• AVAILABLE DATA:
· · · · ·

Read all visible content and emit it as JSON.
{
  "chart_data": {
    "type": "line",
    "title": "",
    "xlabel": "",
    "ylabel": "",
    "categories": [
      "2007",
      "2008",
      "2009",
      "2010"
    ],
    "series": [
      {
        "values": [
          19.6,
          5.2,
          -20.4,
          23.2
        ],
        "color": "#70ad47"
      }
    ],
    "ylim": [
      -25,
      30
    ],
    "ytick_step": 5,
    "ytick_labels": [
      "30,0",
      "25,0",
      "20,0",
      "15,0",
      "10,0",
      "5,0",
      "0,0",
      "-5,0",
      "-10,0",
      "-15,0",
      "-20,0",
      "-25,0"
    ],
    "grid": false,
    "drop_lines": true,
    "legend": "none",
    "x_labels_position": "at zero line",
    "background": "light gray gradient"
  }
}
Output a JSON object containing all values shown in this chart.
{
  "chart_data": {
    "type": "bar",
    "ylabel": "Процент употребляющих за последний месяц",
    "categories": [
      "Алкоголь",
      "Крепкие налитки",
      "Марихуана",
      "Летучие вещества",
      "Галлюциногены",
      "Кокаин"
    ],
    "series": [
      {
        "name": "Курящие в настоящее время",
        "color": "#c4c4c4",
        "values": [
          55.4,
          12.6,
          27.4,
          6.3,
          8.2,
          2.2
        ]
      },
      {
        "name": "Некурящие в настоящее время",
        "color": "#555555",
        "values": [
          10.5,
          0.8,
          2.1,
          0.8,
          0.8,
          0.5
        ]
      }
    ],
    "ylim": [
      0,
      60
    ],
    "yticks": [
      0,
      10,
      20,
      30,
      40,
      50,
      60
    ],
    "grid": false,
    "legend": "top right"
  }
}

· · · · ·

Copy each line of the listing that includes "name".

• COMPLETED TASK:
        "name": "Курящие в настоящее время",
        "name": "Некурящие в настоящее время",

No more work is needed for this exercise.